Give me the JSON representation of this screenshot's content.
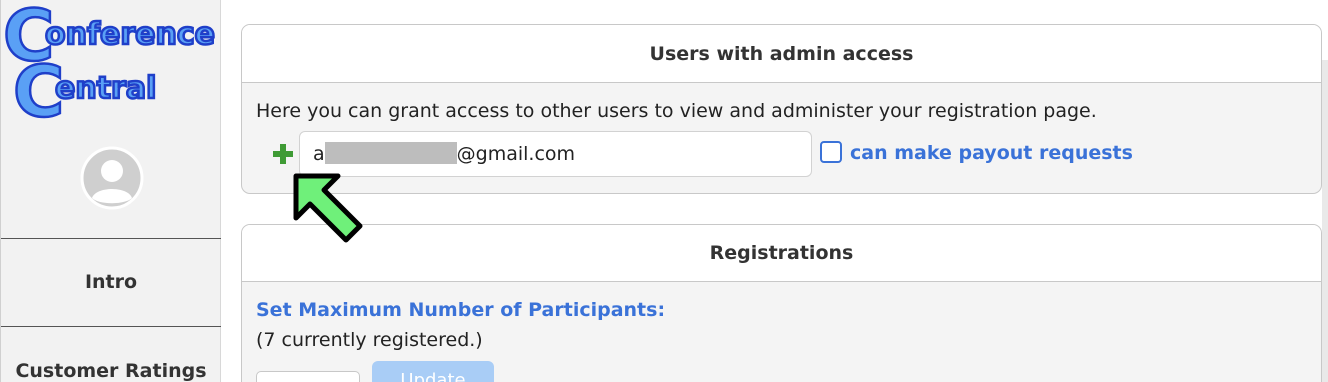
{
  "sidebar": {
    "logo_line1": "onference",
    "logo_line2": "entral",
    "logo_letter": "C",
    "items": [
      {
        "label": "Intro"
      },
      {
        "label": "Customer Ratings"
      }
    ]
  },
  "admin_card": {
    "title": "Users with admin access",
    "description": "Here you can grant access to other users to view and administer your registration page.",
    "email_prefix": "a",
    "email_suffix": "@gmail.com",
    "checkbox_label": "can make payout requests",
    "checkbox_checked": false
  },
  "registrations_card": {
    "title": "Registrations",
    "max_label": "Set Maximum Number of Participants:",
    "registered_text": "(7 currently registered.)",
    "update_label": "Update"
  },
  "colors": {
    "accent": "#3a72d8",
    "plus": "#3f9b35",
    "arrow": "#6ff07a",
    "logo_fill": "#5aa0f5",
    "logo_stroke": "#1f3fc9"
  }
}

★ ★ ★ ★

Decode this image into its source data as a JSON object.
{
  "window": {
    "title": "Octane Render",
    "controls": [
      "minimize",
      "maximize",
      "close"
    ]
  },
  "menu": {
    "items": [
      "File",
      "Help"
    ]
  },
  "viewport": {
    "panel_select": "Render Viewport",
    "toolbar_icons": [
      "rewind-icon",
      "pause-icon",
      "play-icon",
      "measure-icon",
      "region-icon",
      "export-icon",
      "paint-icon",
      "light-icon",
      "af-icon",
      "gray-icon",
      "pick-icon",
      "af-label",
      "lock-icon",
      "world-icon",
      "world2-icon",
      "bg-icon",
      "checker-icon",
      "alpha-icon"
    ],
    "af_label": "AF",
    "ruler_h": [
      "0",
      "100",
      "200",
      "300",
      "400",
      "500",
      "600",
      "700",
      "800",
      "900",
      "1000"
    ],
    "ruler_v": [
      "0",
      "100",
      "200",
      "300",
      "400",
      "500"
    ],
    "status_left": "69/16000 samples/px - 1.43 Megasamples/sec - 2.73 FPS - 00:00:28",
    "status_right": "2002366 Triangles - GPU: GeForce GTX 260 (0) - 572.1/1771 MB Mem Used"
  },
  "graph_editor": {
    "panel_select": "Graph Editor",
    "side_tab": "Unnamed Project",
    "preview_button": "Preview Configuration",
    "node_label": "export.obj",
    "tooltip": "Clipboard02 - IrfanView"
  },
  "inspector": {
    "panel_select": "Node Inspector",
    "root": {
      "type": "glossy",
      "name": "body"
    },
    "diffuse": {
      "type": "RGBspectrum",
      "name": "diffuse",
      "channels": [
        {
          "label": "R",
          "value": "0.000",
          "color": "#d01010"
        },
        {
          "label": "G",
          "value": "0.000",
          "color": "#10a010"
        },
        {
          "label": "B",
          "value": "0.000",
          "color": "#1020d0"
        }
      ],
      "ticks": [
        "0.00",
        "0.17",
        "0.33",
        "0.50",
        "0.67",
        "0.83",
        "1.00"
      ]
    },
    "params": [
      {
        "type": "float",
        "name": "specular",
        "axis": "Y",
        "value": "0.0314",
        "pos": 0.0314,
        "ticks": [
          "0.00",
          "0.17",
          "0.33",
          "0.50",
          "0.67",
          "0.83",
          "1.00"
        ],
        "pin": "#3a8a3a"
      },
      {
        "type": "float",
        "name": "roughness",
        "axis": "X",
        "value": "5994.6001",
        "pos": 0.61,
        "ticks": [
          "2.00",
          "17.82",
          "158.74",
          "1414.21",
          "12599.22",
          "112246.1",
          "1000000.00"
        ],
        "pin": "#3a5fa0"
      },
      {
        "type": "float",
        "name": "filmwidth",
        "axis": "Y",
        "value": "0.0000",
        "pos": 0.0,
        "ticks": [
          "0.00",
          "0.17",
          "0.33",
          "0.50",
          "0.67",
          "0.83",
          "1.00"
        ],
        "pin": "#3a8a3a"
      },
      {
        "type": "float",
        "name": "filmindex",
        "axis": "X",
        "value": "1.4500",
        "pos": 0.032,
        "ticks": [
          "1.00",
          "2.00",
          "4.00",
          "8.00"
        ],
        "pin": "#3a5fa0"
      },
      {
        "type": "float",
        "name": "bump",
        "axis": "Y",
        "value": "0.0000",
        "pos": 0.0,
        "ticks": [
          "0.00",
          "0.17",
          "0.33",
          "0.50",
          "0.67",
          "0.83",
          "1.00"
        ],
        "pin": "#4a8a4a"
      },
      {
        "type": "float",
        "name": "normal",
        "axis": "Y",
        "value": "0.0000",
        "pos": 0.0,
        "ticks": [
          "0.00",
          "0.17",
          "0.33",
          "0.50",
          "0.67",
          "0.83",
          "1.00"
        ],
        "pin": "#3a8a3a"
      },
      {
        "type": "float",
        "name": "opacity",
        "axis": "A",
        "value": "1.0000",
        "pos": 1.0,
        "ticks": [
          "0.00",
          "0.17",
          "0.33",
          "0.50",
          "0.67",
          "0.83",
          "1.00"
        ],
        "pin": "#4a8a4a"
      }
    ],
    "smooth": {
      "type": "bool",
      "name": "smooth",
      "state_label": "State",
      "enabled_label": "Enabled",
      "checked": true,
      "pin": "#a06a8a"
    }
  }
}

★ ★ ★ ★

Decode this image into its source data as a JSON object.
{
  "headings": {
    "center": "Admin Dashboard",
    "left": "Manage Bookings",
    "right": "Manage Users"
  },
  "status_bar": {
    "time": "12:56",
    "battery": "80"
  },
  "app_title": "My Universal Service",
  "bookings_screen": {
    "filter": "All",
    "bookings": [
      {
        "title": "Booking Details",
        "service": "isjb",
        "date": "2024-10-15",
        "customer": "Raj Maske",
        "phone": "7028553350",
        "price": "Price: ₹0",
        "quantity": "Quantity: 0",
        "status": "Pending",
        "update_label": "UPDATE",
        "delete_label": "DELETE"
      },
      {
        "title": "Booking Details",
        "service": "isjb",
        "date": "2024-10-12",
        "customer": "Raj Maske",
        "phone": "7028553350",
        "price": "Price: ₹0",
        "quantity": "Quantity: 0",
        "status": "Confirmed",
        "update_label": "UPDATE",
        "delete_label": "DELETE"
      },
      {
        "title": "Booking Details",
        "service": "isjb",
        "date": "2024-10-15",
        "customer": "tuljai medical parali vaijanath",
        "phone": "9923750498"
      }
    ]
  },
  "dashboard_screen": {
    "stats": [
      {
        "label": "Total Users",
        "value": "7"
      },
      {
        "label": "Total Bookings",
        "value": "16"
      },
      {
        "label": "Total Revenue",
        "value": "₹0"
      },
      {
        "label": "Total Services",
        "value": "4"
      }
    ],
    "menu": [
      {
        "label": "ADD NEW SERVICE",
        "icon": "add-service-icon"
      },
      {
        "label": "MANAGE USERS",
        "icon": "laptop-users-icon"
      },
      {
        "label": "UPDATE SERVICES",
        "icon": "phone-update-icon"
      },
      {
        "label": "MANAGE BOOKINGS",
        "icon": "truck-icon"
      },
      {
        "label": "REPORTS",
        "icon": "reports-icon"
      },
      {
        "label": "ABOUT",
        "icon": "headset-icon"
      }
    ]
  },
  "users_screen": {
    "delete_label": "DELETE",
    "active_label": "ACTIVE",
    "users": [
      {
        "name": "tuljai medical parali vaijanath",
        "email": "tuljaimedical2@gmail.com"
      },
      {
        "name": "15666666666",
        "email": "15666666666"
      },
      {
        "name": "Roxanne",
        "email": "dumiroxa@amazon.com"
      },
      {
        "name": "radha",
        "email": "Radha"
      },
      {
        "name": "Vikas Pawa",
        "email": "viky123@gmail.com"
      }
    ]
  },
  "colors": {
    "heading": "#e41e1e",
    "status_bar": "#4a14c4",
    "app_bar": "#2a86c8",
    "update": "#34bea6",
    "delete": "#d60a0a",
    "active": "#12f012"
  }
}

★ ★ ★ ★

• What needs to be done:
Search the entries for the word "gmail" and copy every line that has it.

• Solution to the problem:
    "email_suffix": "@gmail.com",
        "email": "tuljaimedical2@gmail.com"
        "email": "viky123@gmail.com"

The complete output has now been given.